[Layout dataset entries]
--- BEGIN ---
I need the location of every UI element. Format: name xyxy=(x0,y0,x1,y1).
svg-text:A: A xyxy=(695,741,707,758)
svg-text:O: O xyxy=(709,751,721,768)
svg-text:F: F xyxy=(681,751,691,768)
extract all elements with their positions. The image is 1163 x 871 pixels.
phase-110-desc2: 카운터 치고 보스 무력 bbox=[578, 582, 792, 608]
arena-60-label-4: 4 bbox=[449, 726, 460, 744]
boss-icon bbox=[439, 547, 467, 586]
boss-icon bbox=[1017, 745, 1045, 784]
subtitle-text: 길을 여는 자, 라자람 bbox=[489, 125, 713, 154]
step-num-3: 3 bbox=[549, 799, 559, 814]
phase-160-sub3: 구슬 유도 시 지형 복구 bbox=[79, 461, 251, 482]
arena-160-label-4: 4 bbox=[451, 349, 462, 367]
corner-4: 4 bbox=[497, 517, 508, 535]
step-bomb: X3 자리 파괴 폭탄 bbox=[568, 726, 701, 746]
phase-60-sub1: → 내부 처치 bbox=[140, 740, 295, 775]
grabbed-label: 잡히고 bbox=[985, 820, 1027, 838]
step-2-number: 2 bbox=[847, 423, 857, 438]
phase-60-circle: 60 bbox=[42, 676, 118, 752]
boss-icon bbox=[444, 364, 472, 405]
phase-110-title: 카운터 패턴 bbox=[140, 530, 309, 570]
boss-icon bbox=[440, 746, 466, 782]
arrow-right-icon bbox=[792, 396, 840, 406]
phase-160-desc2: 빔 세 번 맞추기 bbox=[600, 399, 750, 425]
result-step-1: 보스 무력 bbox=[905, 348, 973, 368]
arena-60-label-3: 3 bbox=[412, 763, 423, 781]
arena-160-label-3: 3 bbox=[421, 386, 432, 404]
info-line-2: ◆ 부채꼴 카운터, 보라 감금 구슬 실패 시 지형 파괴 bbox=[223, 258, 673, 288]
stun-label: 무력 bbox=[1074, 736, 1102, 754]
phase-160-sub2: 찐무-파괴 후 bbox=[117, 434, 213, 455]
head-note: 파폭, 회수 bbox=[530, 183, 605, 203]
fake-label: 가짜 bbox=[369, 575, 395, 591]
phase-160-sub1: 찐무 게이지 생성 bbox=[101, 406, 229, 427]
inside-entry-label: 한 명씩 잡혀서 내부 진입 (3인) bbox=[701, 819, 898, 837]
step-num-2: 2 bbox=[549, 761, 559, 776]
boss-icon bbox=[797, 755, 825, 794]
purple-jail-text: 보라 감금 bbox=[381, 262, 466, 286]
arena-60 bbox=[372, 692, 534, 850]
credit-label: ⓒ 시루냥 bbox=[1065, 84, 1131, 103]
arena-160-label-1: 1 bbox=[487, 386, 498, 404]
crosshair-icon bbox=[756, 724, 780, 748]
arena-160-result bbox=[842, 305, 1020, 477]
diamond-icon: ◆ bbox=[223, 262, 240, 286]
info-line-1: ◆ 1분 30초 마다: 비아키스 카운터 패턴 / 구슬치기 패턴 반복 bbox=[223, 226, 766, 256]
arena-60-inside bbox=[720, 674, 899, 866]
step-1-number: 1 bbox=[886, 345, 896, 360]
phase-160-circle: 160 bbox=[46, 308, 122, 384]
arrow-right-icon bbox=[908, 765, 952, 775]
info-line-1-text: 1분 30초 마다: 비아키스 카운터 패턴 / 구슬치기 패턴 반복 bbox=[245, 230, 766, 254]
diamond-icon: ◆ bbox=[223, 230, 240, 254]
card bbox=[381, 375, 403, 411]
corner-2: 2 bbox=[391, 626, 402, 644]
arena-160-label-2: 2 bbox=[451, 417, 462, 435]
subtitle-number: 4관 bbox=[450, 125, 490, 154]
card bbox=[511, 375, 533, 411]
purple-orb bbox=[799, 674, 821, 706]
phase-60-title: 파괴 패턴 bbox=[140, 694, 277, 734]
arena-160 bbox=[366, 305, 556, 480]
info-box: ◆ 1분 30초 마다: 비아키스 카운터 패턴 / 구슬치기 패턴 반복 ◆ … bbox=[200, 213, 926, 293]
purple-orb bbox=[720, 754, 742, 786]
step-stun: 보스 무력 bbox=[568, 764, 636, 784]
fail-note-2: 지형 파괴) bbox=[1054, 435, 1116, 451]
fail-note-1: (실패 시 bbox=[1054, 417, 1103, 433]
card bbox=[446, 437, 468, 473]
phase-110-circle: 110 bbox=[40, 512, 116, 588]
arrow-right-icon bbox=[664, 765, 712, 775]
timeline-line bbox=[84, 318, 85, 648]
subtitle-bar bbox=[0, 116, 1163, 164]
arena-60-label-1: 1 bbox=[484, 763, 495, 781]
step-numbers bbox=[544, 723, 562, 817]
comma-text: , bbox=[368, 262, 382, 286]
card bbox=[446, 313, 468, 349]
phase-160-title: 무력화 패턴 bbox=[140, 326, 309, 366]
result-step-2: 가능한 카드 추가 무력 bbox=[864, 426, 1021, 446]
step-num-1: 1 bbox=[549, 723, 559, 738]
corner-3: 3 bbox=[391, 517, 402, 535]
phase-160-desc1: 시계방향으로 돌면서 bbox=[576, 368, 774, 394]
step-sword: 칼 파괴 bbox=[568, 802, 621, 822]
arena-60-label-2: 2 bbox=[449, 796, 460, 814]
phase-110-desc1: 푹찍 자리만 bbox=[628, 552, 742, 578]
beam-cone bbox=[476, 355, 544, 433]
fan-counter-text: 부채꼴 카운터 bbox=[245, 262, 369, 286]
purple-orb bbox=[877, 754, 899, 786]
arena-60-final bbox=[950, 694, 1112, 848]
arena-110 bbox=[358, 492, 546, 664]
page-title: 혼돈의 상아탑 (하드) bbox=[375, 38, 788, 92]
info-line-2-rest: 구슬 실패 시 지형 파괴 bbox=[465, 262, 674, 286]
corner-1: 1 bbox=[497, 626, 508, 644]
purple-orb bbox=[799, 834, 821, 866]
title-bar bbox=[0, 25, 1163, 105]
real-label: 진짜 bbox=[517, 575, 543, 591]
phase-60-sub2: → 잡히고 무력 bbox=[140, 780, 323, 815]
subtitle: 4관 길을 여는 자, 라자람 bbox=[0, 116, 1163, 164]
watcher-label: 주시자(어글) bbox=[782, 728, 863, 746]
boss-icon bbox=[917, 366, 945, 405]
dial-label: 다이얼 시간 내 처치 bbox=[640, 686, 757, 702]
--- END ---
**TO BE DONE:** Can you rewrite all the entries above so that every "boss-icon" becomes "boss-marker", leaving everything else as it is?

**EXERCISE SOLUTION:**
I need the location of every UI element. Format: name xyxy=(x0,y0,x1,y1).
svg-text:A: A xyxy=(695,741,707,758)
svg-text:O: O xyxy=(709,751,721,768)
svg-text:F: F xyxy=(681,751,691,768)
extract all elements with their positions. The image is 1163 x 871 pixels.
phase-110-desc2: 카운터 치고 보스 무력 bbox=[578, 582, 792, 608]
arena-60-label-4: 4 bbox=[449, 726, 460, 744]
boss-marker bbox=[439, 547, 467, 586]
boss-marker bbox=[1017, 745, 1045, 784]
subtitle-text: 길을 여는 자, 라자람 bbox=[489, 125, 713, 154]
step-num-3: 3 bbox=[549, 799, 559, 814]
phase-160-sub3: 구슬 유도 시 지형 복구 bbox=[79, 461, 251, 482]
arena-160-label-4: 4 bbox=[451, 349, 462, 367]
corner-4: 4 bbox=[497, 517, 508, 535]
step-bomb: X3 자리 파괴 폭탄 bbox=[568, 726, 701, 746]
phase-60-sub1: → 내부 처치 bbox=[140, 740, 295, 775]
grabbed-label: 잡히고 bbox=[985, 820, 1027, 838]
step-2-number: 2 bbox=[847, 423, 857, 438]
phase-60-circle: 60 bbox=[42, 676, 118, 752]
boss-marker bbox=[444, 364, 472, 405]
phase-110-title: 카운터 패턴 bbox=[140, 530, 309, 570]
boss-marker bbox=[440, 746, 466, 782]
arrow-right-icon bbox=[792, 396, 840, 406]
phase-160-desc2: 빔 세 번 맞추기 bbox=[600, 399, 750, 425]
result-step-1: 보스 무력 bbox=[905, 348, 973, 368]
arena-60-label-3: 3 bbox=[412, 763, 423, 781]
arena-160-label-3: 3 bbox=[421, 386, 432, 404]
info-line-2: ◆ 부채꼴 카운터, 보라 감금 구슬 실패 시 지형 파괴 bbox=[223, 258, 673, 288]
stun-label: 무력 bbox=[1074, 736, 1102, 754]
phase-160-sub2: 찐무-파괴 후 bbox=[117, 434, 213, 455]
head-note: 파폭, 회수 bbox=[530, 183, 605, 203]
fake-label: 가짜 bbox=[369, 575, 395, 591]
phase-160-sub1: 찐무 게이지 생성 bbox=[101, 406, 229, 427]
inside-entry-label: 한 명씩 잡혀서 내부 진입 (3인) bbox=[701, 819, 898, 837]
step-num-2: 2 bbox=[549, 761, 559, 776]
boss-marker bbox=[797, 755, 825, 794]
purple-jail-text: 보라 감금 bbox=[381, 262, 466, 286]
arena-60 bbox=[372, 692, 534, 850]
credit-label: ⓒ 시루냥 bbox=[1065, 84, 1131, 103]
arena-160-label-1: 1 bbox=[487, 386, 498, 404]
crosshair-icon bbox=[756, 724, 780, 748]
arena-160-result bbox=[842, 305, 1020, 477]
diamond-icon: ◆ bbox=[223, 262, 240, 286]
info-line-1: ◆ 1분 30초 마다: 비아키스 카운터 패턴 / 구슬치기 패턴 반복 bbox=[223, 226, 766, 256]
arena-60-inside bbox=[720, 674, 899, 866]
step-1-number: 1 bbox=[886, 345, 896, 360]
phase-160-circle: 160 bbox=[46, 308, 122, 384]
arrow-right-icon bbox=[908, 765, 952, 775]
info-line-1-text: 1분 30초 마다: 비아키스 카운터 패턴 / 구슬치기 패턴 반복 bbox=[245, 230, 766, 254]
diamond-icon: ◆ bbox=[223, 230, 240, 254]
card bbox=[381, 375, 403, 411]
corner-2: 2 bbox=[391, 626, 402, 644]
arena-160-label-2: 2 bbox=[451, 417, 462, 435]
subtitle-number: 4관 bbox=[450, 125, 490, 154]
card bbox=[511, 375, 533, 411]
purple-orb bbox=[799, 674, 821, 706]
phase-60-title: 파괴 패턴 bbox=[140, 694, 277, 734]
arena-160 bbox=[366, 305, 556, 480]
info-box: ◆ 1분 30초 마다: 비아키스 카운터 패턴 / 구슬치기 패턴 반복 ◆ … bbox=[200, 213, 926, 293]
purple-orb bbox=[720, 754, 742, 786]
step-stun: 보스 무력 bbox=[568, 764, 636, 784]
fail-note-2: 지형 파괴) bbox=[1054, 435, 1116, 451]
fail-note-1: (실패 시 bbox=[1054, 417, 1103, 433]
card bbox=[446, 437, 468, 473]
phase-110-circle: 110 bbox=[40, 512, 116, 588]
arrow-right-icon bbox=[664, 765, 712, 775]
timeline-line bbox=[84, 318, 85, 648]
subtitle-bar bbox=[0, 116, 1163, 164]
arena-60-label-1: 1 bbox=[484, 763, 495, 781]
step-numbers bbox=[544, 723, 562, 817]
comma-text: , bbox=[368, 262, 382, 286]
card bbox=[446, 313, 468, 349]
phase-160-title: 무력화 패턴 bbox=[140, 326, 309, 366]
result-step-2: 가능한 카드 추가 무력 bbox=[864, 426, 1021, 446]
step-num-1: 1 bbox=[549, 723, 559, 738]
corner-3: 3 bbox=[391, 517, 402, 535]
phase-160-desc1: 시계방향으로 돌면서 bbox=[576, 368, 774, 394]
step-sword: 칼 파괴 bbox=[568, 802, 621, 822]
arena-60-label-2: 2 bbox=[449, 796, 460, 814]
phase-110-desc1: 푹찍 자리만 bbox=[628, 552, 742, 578]
beam-cone bbox=[476, 355, 544, 433]
fan-counter-text: 부채꼴 카운터 bbox=[245, 262, 369, 286]
purple-orb bbox=[877, 754, 899, 786]
arena-60-final bbox=[950, 694, 1112, 848]
arena-110 bbox=[358, 492, 546, 664]
page-title: 혼돈의 상아탑 (하드) bbox=[375, 38, 788, 92]
info-line-2-rest: 구슬 실패 시 지형 파괴 bbox=[465, 262, 674, 286]
corner-1: 1 bbox=[497, 626, 508, 644]
purple-orb bbox=[799, 834, 821, 866]
title-bar bbox=[0, 25, 1163, 105]
real-label: 진짜 bbox=[517, 575, 543, 591]
phase-60-sub2: → 잡히고 무력 bbox=[140, 780, 323, 815]
subtitle: 4관 길을 여는 자, 라자람 bbox=[0, 116, 1163, 164]
watcher-label: 주시자(어글) bbox=[782, 728, 863, 746]
boss-marker bbox=[917, 366, 945, 405]
dial-label: 다이얼 시간 내 처치 bbox=[640, 686, 757, 702]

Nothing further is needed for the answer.